> WHAT THE TASK REQUIRES: Write the material out again in full, word for word. Do not include the pictures.

● ● ●

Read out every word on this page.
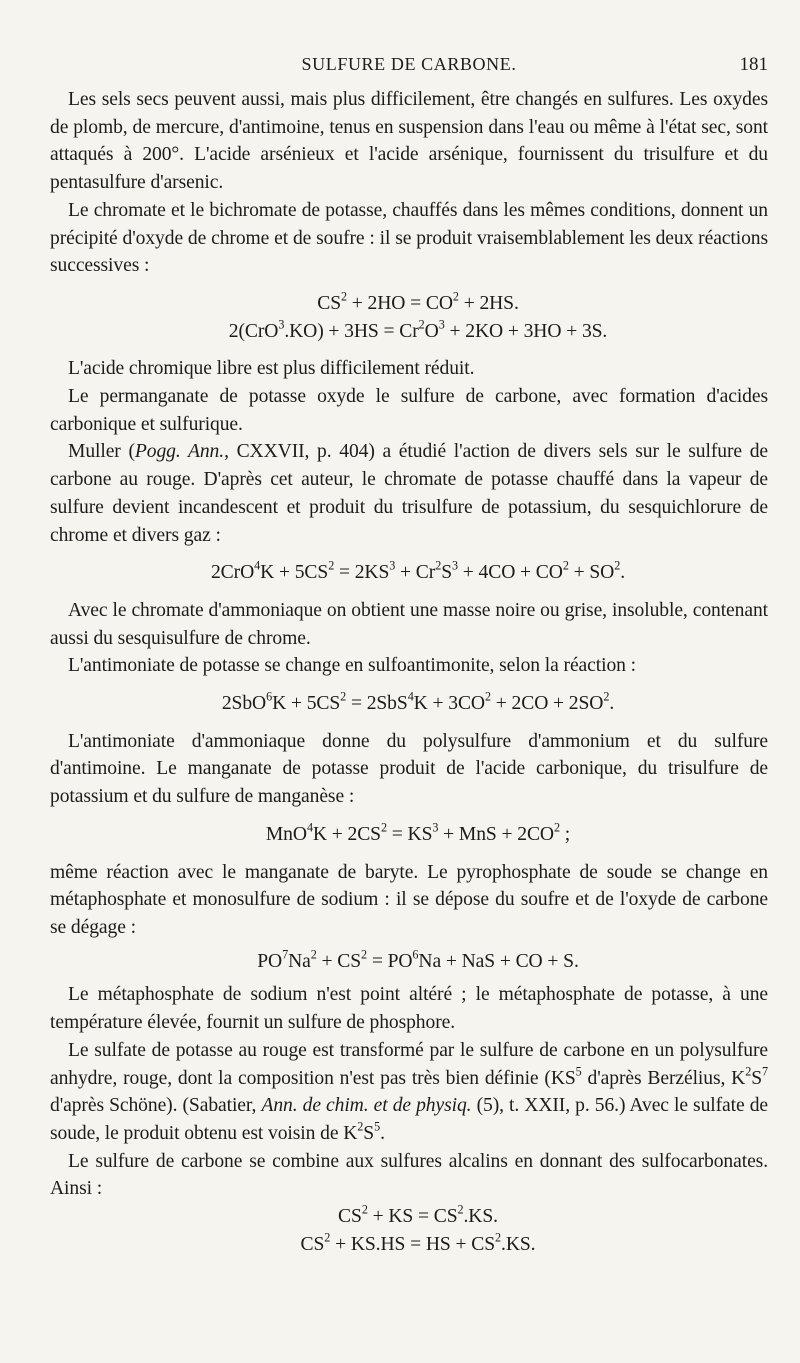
SULFURE DE CARBONE.	181

Les sels secs peuvent aussi, mais plus difficilement, être changés en sulfures. Les oxydes de plomb, de mercure, d'antimoine, tenus en suspension dans l'eau ou même à l'état sec, sont attaqués à 200°. L'acide arsénieux et l'acide arsénique, fournissent du trisulfure et du pentasulfure d'arsenic.

Le chromate et le bichromate de potasse, chauffés dans les mêmes conditions, donnent un précipité d'oxyde de chrome et de soufre : il se produit vraisemblablement les deux réactions successives :

$CS^2 + 2HO = CO^2 + 2HS$.

$2(CrO^3.KO) + 3HS = Cr^2O^3 + 2KO + 3HO + 3S$.

L'acide chromique libre est plus difficilement réduit.

Le permanganate de potasse oxyde le sulfure de carbone, avec formation d'acides carbonique et sulfurique.

Muller (Pogg. Ann., CXXVII, p. 404) a étudié l'action de divers sels sur le sulfure de carbone au rouge. D'après cet auteur, le chromate de potasse chauffé dans la vapeur de sulfure devient incandescent et produit du trisulfure de potassium, du sesquichlorure de chrome et divers gaz :

$2CrO^4K + 5CS^2 = 2KS^3 + Cr^2S^3 + 4CO + CO^2 + SO^2$.

Avec le chromate d'ammoniaque on obtient une masse noire ou grise, insoluble, contenant aussi du sesquisulfure de chrome.

L'antimoniate de potasse se change en sulfoantimonite, selon la réaction :

$2SbO^6K + 5CS^2 = 2SbS^4K + 3CO^2 + 2CO + 2SO^2$.

L'antimoniate d'ammoniaque donne du polysulfure d'ammonium et du sulfure d'antimoine. Le manganate de potasse produit de l'acide carbonique, du trisulfure de potassium et du sulfure de manganèse :

$MnO^4K + 2CS^2 = KS^3$ + MnS + $2CO^2$ ;

même réaction avec le manganate de baryte. Le pyrophosphate de soude se change en métaphosphate et monosulfure de sodium : il se dépose du soufre et de l'oxyde de carbone se dégage :

$PO^7Na^2 + CS^2 = PO^6Na$ + NaS + CO + S.

Le métaphosphate de sodium n'est point altéré ; le métaphosphate de potasse, à une température élevée, fournit un sulfure de phosphore.

Le sulfate de potasse au rouge est transformé par le sulfure de carbone en un polysulfure anhydre, rouge, dont la composition n'est pas très bien définie ($KS^5$ d'après Berzélius, $K^2S^7$ d'après Schöne). (Sabatier, Ann. de chim. et de physiq. (5), t. XXII, p. 56.) Avec le sulfate de soude, le produit obtenu est voisin de $K^2S^5$.

Le sulfure de carbone se combine aux sulfures alcalins en donnant des sulfocarbonates. Ainsi :

$CS^2$ + KS = $CS^2.KS$.

$CS^2 + KS.HS$ = HS + $CS^2.KS$.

● ● ●

> SOLUTION TO THIS EXERCISE:
Read out every word on this page.
SULFURE DE CARBONE.	181

Les sels secs peuvent aussi, mais plus difficilement, être changés en sulfures. Les oxydes de plomb, de mercure, d'antimoine, tenus en suspension dans l'eau ou même à l'état sec, sont attaqués à 200°. L'acide arsénieux et l'acide arsénique, fournissent du trisulfure et du pentasulfure d'arsenic.

Le chromate et le bichromate de potasse, chauffés dans les mêmes conditions, donnent un précipité d'oxyde de chrome et de soufre : il se produit vraisemblablement les deux réactions successives :

$CS^2 + 2HO = CO^2 + 2HS$.

$2(CrO^3.KO) + 3HS = Cr^2O^3 + 2KO + 3HO + 3S$.

L'acide chromique libre est plus difficilement réduit.

Le permanganate de potasse oxyde le sulfure de carbone, avec formation d'acides carbonique et sulfurique.

Muller (Pogg. Ann., CXXVII, p. 404) a étudié l'action de divers sels sur le sulfure de carbone au rouge. D'après cet auteur, le chromate de potasse chauffé dans la vapeur de sulfure devient incandescent et produit du trisulfure de potassium, du sesquichlorure de chrome et divers gaz :

$2CrO^4K + 5CS^2 = 2KS^3 + Cr^2S^3 + 4CO + CO^2 + SO^2$.

Avec le chromate d'ammoniaque on obtient une masse noire ou grise, insoluble, contenant aussi du sesquisulfure de chrome.

L'antimoniate de potasse se change en sulfoantimonite, selon la réaction :

$2SbO^6K + 5CS^2 = 2SbS^4K + 3CO^2 + 2CO + 2SO^2$.

L'antimoniate d'ammoniaque donne du polysulfure d'ammonium et du sulfure d'antimoine. Le manganate de potasse produit de l'acide carbonique, du trisulfure de potassium et du sulfure de manganèse :

$MnO^4K + 2CS^2 = KS^3$ + MnS + $2CO^2$ ;

même réaction avec le manganate de baryte. Le pyrophosphate de soude se change en métaphosphate et monosulfure de sodium : il se dépose du soufre et de l'oxyde de carbone se dégage :

$PO^7Na^2 + CS^2 = PO^6Na$ + NaS + CO + S.

Le métaphosphate de sodium n'est point altéré ; le métaphosphate de potasse, à une température élevée, fournit un sulfure de phosphore.

Le sulfate de potasse au rouge est transformé par le sulfure de carbone en un polysulfure anhydre, rouge, dont la composition n'est pas très bien définie ($KS^5$ d'après Berzélius, $K^2S^7$ d'après Schöne). (Sabatier, Ann. de chim. et de physiq. (5), t. XXII, p. 56.) Avec le sulfate de soude, le produit obtenu est voisin de $K^2S^5$.

Le sulfure de carbone se combine aux sulfures alcalins en donnant des sulfocarbonates. Ainsi :

$CS^2$ + KS = $CS^2.KS$.

$CS^2 + KS.HS$ = HS + $CS^2.KS$.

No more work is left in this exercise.